═════ Records provided ═════
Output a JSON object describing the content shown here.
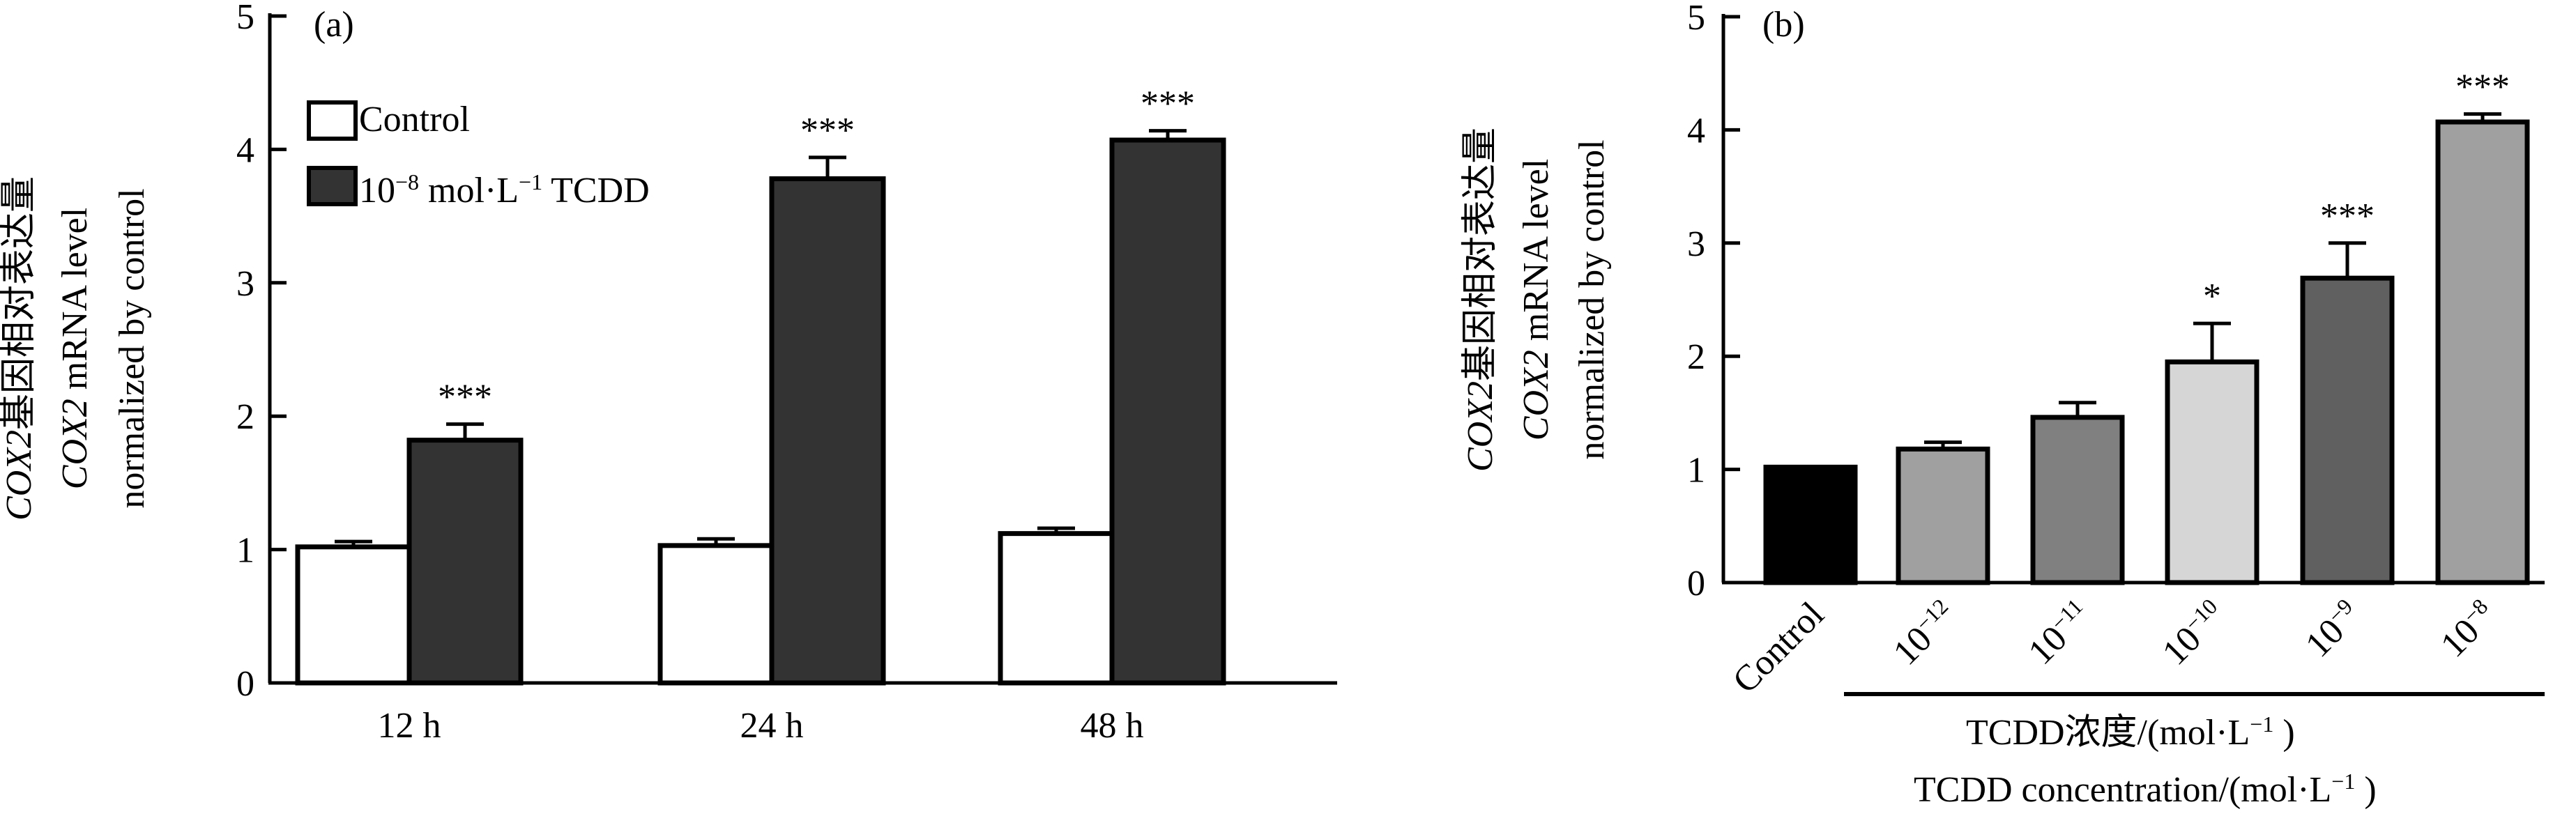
{
  "chart_data": [
    {
      "panel_label": "(a)",
      "type": "bar",
      "ylim": [
        0,
        5
      ],
      "yticks": [
        "0",
        "1",
        "2",
        "3",
        "4",
        "5"
      ],
      "ylabel_lines": [
        "COX2基因相对表达量",
        "COX2 mRNA level",
        "normalized by control"
      ],
      "categories": [
        "12 h",
        "24 h",
        "48 h"
      ],
      "legend_position": "top-left",
      "series": [
        {
          "name": "Control",
          "color": "#ffffff",
          "values": [
            1.02,
            1.03,
            1.12
          ],
          "errors": [
            0.04,
            0.05,
            0.04
          ],
          "significance": [
            "",
            "",
            ""
          ]
        },
        {
          "name": "10⁻⁸ mol·L⁻¹ TCDD",
          "color": "#333333",
          "values": [
            1.82,
            3.78,
            4.07
          ],
          "errors": [
            0.12,
            0.16,
            0.07
          ],
          "significance": [
            "***",
            "***",
            "***"
          ]
        }
      ]
    },
    {
      "panel_label": "(b)",
      "type": "bar",
      "ylim": [
        0,
        5
      ],
      "yticks": [
        "0",
        "1",
        "2",
        "3",
        "4",
        "5"
      ],
      "ylabel_lines": [
        "COX2基因相对表达量",
        "COX2 mRNA level",
        "normalized by control"
      ],
      "categories": [
        {
          "base": "Control",
          "exp": ""
        },
        {
          "base": "10",
          "exp": "−12"
        },
        {
          "base": "10",
          "exp": "−11"
        },
        {
          "base": "10",
          "exp": "−10"
        },
        {
          "base": "10",
          "exp": "−9"
        },
        {
          "base": "10",
          "exp": "−8"
        }
      ],
      "values": [
        1.02,
        1.18,
        1.46,
        1.95,
        2.69,
        4.07
      ],
      "errors": [
        0.0,
        0.06,
        0.13,
        0.34,
        0.31,
        0.07
      ],
      "colors": [
        "#000000",
        "#a0a0a0",
        "#808080",
        "#d6d6d6",
        "#606060",
        "#a0a0a0"
      ],
      "significance": [
        "",
        "",
        "",
        "*",
        "***",
        "***"
      ],
      "xlabel_lines": [
        "TCDD浓度/(mol·L⁻¹ )",
        "TCDD concentration/(mol·L⁻¹ )"
      ]
    }
  ]
}
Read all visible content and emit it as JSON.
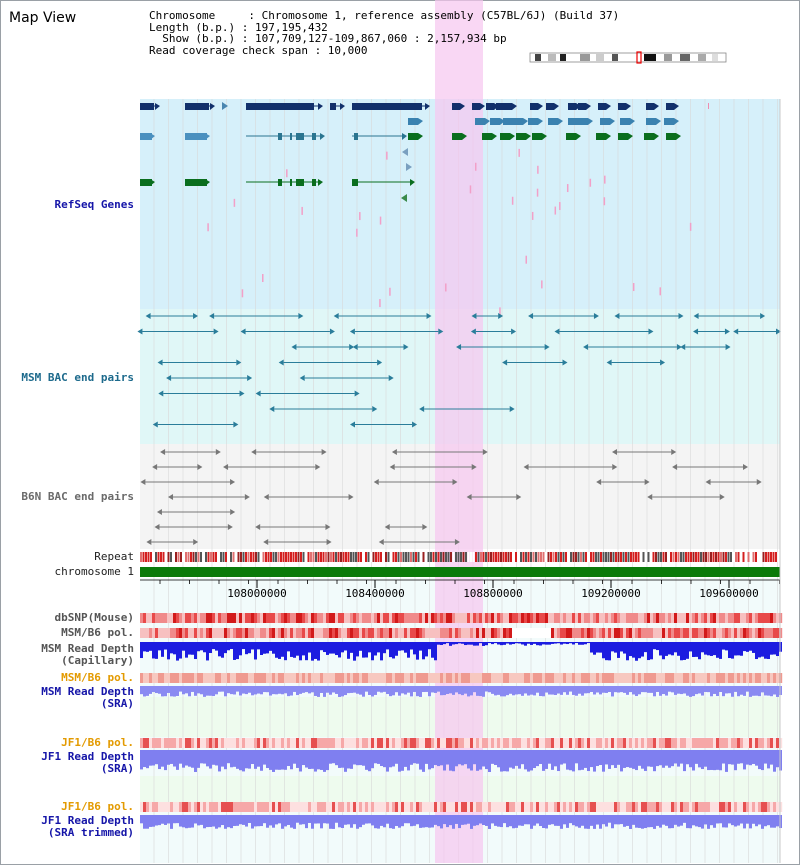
{
  "window": {
    "title": "Map View"
  },
  "info": {
    "chromosome": "Chromosome     : Chromosome 1, reference assembly (C57BL/6J) (Build 37)",
    "length": "Length (b.p.) : 197,195,432",
    "show": "  Show (b.p.) : 107,709,127-109,867,060 : 2,157,934 bp",
    "coverage": "Read coverage check span : 10,000"
  },
  "tracks": {
    "refseq": "RefSeq Genes",
    "msm_bac": "MSM BAC end pairs",
    "b6n_bac": "B6N BAC end pairs",
    "repeat": "Repeat",
    "chromosome": "chromosome 1",
    "dbsnp": "dbSNP(Mouse)",
    "msm_b6_pol": "MSM/B6 pol.",
    "msm_depth_cap": "MSM Read Depth\n(Capillary)",
    "msm_b6_pol_sra": "MSM/B6 pol.",
    "msm_depth_sra": "MSM Read Depth\n(SRA)",
    "jf1_b6_pol": "JF1/B6 pol.",
    "jf1_depth_sra": "JF1 Read Depth\n(SRA)",
    "jf1_b6_pol_trim": "JF1/B6 pol.",
    "jf1_depth_trim": "JF1 Read Depth\n(SRA trimmed)"
  },
  "axis": {
    "ticks": [
      "108000000",
      "108400000",
      "108800000",
      "109200000",
      "109600000"
    ]
  },
  "colors": {
    "refseq_bg": "#d6f0fa",
    "msm_bg": "#e0f7f7",
    "b6n_bg": "#f4f4f4",
    "highlight": "#f7c6f0",
    "chrom_bar": "#0a7a0a",
    "depth_blue": "#1c1ce0",
    "depth_light": "#7f7ff0"
  }
}
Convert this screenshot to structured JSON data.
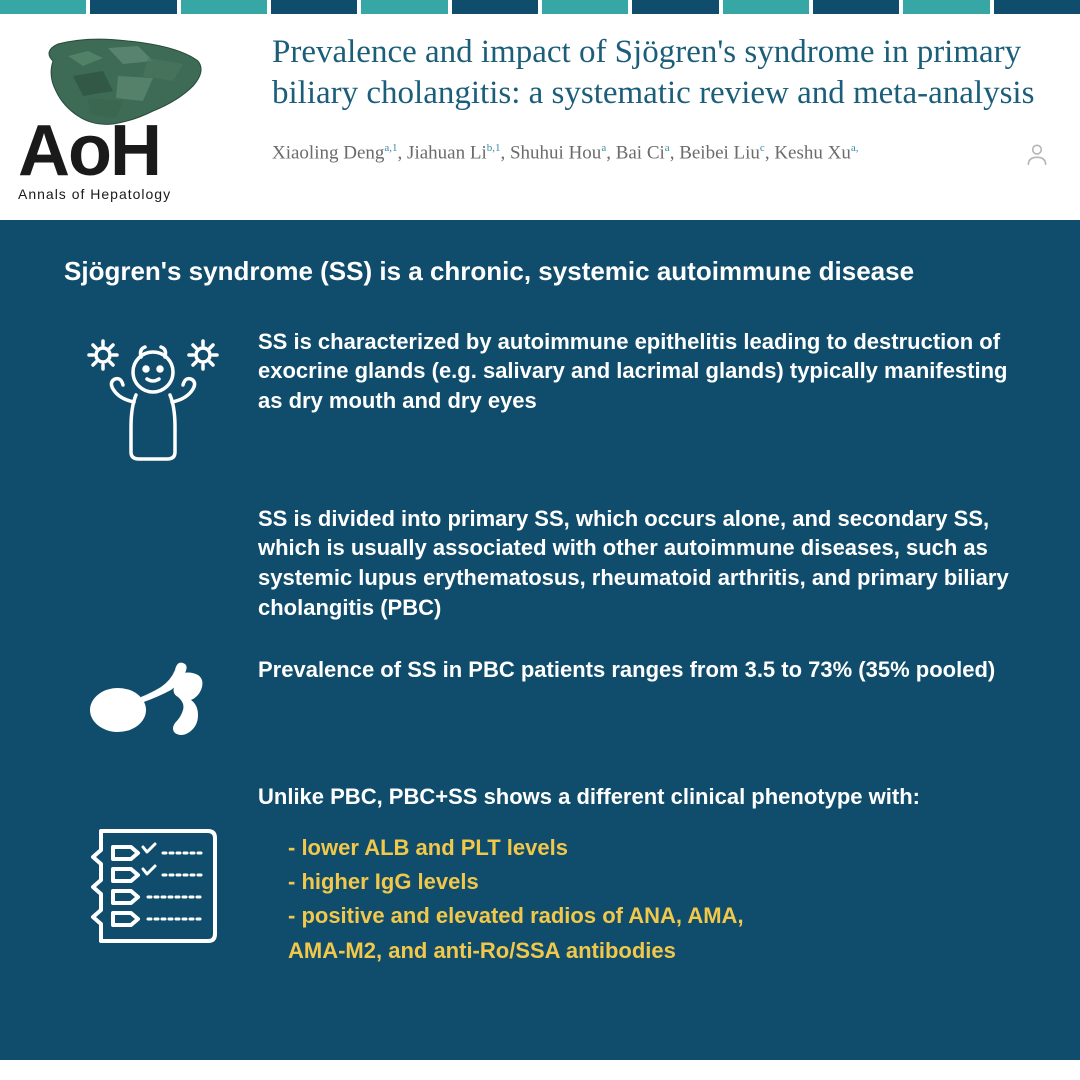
{
  "border_colors": [
    "#36a7a4",
    "#104d6c",
    "#36a7a4",
    "#104d6c",
    "#36a7a4",
    "#104d6c",
    "#36a7a4",
    "#104d6c",
    "#36a7a4",
    "#104d6c",
    "#36a7a4",
    "#104d6c"
  ],
  "logo": {
    "text": "AoH",
    "subtitle": "Annals of Hepatology"
  },
  "article": {
    "title": "Prevalence and impact of Sjögren's syndrome in primary biliary cholangitis: a systematic review and meta-analysis",
    "authors": [
      {
        "name": "Xiaoling Deng",
        "sup": "a,1"
      },
      {
        "name": "Jiahuan Li",
        "sup": "b,1"
      },
      {
        "name": "Shuhui Hou",
        "sup": "a"
      },
      {
        "name": "Bai Ci",
        "sup": "a"
      },
      {
        "name": "Beibei Liu",
        "sup": "c"
      },
      {
        "name": "Keshu Xu",
        "sup": "a,"
      }
    ]
  },
  "body": {
    "heading": "Sjögren's syndrome (SS) is a chronic, systemic autoimmune disease",
    "para1": "SS is characterized by autoimmune epithelitis leading to destruction of exocrine glands (e.g. salivary and lacrimal glands) typically manifesting as dry mouth and dry eyes",
    "para2": "SS is divided into primary SS, which occurs alone, and secondary SS, which is usually associated with other autoimmune diseases, such as systemic lupus erythematosus, rheumatoid arthritis, and primary biliary cholangitis (PBC)",
    "para3": "Prevalence of SS in PBC patients ranges from 3.5 to 73% (35% pooled)",
    "para4": "Unlike PBC, PBC+SS shows a different clinical phenotype with:",
    "bullets": [
      "- lower ALB and PLT levels",
      "- higher IgG levels",
      "- positive and elevated radios of ANA, AMA,",
      "AMA-M2, and anti-Ro/SSA antibodies"
    ]
  },
  "colors": {
    "panel_bg": "#104d6c",
    "title_color": "#1b5e7a",
    "highlight": "#f2c84b",
    "text_white": "#ffffff"
  }
}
═════
Each line above that contains the word "chromosome" should be copied.

    "chromosome": "Chromosome     : Chromosome 1, reference assembly (C57BL/6J) (Build 37)",
    "chromosome": "chromosome 1",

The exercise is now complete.